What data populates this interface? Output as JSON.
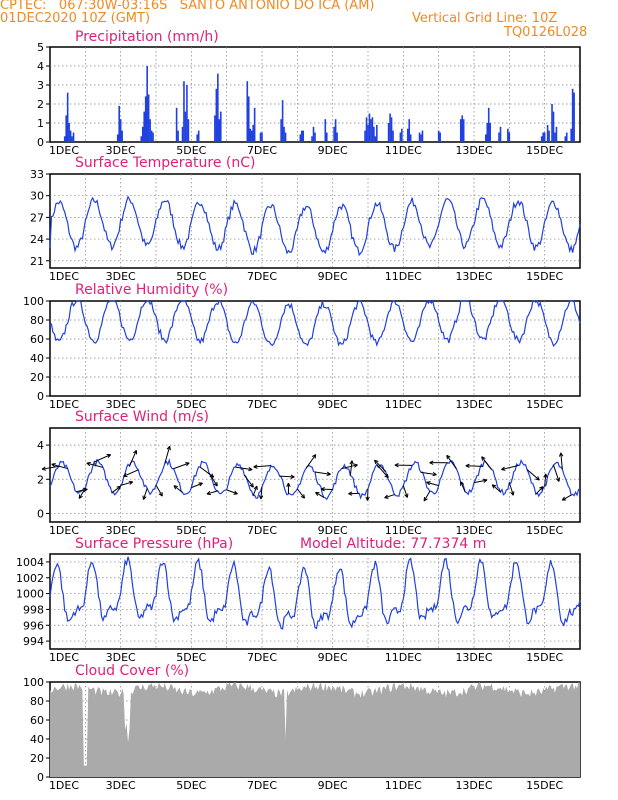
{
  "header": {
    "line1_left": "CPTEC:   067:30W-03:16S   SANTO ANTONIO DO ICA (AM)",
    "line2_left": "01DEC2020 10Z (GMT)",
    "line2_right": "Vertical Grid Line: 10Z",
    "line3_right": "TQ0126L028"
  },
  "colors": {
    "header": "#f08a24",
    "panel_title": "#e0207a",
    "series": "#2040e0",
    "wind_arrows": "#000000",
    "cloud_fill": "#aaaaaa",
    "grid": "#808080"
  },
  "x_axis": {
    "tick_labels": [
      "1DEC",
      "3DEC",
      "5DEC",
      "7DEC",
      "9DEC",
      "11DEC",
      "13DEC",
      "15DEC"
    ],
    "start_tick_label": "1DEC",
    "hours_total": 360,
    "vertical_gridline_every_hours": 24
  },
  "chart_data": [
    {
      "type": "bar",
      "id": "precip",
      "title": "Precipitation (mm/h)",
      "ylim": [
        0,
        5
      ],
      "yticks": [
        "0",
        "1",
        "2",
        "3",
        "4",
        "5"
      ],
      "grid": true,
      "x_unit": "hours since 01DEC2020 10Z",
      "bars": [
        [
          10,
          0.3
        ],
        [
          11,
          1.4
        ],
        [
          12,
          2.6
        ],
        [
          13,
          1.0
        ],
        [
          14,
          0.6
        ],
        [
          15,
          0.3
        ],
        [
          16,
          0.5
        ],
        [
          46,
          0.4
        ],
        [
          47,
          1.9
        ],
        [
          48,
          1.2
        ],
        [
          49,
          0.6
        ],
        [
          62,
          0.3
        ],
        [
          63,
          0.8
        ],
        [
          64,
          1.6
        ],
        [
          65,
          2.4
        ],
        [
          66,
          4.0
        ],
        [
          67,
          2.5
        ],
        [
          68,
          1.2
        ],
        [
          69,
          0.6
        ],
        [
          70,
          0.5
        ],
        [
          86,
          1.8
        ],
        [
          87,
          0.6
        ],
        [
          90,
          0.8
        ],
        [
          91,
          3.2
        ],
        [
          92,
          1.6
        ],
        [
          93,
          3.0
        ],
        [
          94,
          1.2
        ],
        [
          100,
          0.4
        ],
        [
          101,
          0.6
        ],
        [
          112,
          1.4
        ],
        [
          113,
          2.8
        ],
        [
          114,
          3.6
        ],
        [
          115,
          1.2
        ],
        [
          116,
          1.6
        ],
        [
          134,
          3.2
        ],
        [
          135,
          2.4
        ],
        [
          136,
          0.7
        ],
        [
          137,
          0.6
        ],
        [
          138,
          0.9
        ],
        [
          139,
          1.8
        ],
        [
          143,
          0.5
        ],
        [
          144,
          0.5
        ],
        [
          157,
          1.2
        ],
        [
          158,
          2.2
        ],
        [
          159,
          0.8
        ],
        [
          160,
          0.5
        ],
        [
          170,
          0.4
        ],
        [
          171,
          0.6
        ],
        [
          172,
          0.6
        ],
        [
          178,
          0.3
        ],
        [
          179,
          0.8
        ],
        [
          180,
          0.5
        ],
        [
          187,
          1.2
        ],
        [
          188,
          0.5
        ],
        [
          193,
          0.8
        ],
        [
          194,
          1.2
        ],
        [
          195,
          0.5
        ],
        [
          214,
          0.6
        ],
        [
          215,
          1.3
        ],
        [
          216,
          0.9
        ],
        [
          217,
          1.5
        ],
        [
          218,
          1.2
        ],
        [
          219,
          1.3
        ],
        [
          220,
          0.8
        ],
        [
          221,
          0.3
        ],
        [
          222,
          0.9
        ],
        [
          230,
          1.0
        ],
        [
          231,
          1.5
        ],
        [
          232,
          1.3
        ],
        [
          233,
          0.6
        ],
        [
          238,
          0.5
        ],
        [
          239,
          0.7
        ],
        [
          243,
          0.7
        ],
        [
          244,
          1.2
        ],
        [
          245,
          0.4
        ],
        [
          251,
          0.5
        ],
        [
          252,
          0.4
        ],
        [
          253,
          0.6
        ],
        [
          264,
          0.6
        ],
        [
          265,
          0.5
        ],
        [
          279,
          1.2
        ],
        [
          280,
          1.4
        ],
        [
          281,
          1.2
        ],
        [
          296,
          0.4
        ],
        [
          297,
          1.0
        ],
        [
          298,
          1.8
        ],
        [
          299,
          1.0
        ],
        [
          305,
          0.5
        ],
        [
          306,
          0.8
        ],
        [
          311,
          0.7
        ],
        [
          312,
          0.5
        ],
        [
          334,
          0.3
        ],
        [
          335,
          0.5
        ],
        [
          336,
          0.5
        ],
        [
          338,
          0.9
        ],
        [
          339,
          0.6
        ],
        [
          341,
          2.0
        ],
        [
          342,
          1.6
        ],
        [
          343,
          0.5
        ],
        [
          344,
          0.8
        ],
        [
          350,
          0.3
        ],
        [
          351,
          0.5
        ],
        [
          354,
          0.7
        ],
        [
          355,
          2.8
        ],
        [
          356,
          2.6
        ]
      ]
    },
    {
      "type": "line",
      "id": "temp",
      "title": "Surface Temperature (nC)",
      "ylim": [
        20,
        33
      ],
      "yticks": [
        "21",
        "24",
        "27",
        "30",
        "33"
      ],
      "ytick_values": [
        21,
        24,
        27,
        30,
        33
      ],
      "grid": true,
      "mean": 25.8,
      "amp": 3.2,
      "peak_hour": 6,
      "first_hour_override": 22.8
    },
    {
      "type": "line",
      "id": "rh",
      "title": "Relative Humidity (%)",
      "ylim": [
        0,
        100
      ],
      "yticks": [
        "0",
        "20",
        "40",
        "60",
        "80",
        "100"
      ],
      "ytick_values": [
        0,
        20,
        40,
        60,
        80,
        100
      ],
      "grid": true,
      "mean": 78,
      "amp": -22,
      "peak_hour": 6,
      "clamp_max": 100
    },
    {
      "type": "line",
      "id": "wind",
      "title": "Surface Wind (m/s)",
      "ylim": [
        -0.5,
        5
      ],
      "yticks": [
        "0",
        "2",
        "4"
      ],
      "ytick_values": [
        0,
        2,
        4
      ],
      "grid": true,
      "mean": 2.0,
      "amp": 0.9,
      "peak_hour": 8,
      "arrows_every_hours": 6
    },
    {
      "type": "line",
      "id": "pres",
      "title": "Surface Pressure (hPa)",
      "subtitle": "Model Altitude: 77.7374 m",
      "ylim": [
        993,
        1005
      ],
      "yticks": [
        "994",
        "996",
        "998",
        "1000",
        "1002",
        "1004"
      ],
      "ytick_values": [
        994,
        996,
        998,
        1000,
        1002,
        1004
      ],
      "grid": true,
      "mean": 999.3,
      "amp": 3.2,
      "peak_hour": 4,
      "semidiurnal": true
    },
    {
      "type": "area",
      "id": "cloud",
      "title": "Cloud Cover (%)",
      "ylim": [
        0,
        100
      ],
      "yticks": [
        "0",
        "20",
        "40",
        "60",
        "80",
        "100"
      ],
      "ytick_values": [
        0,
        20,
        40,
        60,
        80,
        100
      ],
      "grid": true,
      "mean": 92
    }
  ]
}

§ §

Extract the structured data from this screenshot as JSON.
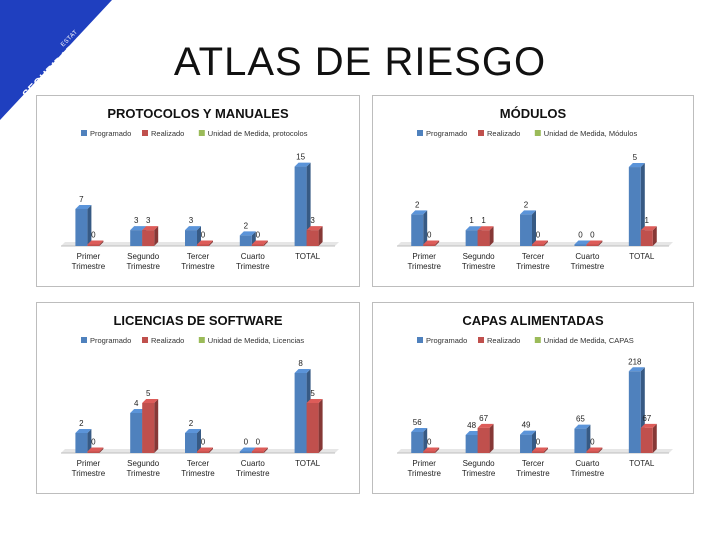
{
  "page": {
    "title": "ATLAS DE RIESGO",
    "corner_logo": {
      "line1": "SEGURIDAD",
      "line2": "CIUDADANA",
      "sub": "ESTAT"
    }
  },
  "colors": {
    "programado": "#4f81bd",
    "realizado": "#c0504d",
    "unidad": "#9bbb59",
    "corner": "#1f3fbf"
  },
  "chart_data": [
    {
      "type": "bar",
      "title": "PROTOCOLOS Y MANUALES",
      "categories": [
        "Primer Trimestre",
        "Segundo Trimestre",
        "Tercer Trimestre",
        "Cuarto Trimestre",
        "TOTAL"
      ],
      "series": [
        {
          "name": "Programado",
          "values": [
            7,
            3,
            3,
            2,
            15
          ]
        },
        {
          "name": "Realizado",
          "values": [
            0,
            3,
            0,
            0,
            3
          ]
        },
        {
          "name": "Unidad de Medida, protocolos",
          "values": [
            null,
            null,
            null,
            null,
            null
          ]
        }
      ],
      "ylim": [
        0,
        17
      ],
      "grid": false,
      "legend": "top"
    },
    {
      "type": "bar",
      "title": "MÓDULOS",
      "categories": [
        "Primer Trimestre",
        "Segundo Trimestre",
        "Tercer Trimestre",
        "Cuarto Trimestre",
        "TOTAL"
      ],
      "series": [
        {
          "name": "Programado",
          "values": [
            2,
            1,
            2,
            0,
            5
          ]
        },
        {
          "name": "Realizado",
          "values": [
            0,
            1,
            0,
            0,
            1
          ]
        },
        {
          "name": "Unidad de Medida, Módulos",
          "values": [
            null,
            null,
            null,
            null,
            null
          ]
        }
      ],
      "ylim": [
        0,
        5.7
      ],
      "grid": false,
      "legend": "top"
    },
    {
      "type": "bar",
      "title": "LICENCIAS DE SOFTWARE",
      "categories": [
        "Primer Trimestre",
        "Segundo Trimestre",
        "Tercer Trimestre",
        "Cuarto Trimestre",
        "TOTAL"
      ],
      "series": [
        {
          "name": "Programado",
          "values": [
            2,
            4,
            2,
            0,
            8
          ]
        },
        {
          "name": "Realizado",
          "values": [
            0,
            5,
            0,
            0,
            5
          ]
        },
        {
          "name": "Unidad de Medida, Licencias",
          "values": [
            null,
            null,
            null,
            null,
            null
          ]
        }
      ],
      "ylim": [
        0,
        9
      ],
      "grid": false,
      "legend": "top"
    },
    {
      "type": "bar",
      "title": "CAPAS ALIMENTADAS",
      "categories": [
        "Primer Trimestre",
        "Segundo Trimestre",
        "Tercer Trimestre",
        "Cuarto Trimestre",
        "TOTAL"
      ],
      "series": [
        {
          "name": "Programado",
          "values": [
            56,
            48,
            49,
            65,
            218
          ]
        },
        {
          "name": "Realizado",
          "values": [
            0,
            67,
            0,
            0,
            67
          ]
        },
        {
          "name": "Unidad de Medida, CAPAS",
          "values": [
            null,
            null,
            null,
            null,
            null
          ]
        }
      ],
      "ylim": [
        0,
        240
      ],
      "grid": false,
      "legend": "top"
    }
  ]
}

§ §

> [Written problem]: From the entries above, list each line with "this" in it.

> [Response]:
What data populates this interface? Output as JSON.
Extract the structured data from this screenshot as JSON.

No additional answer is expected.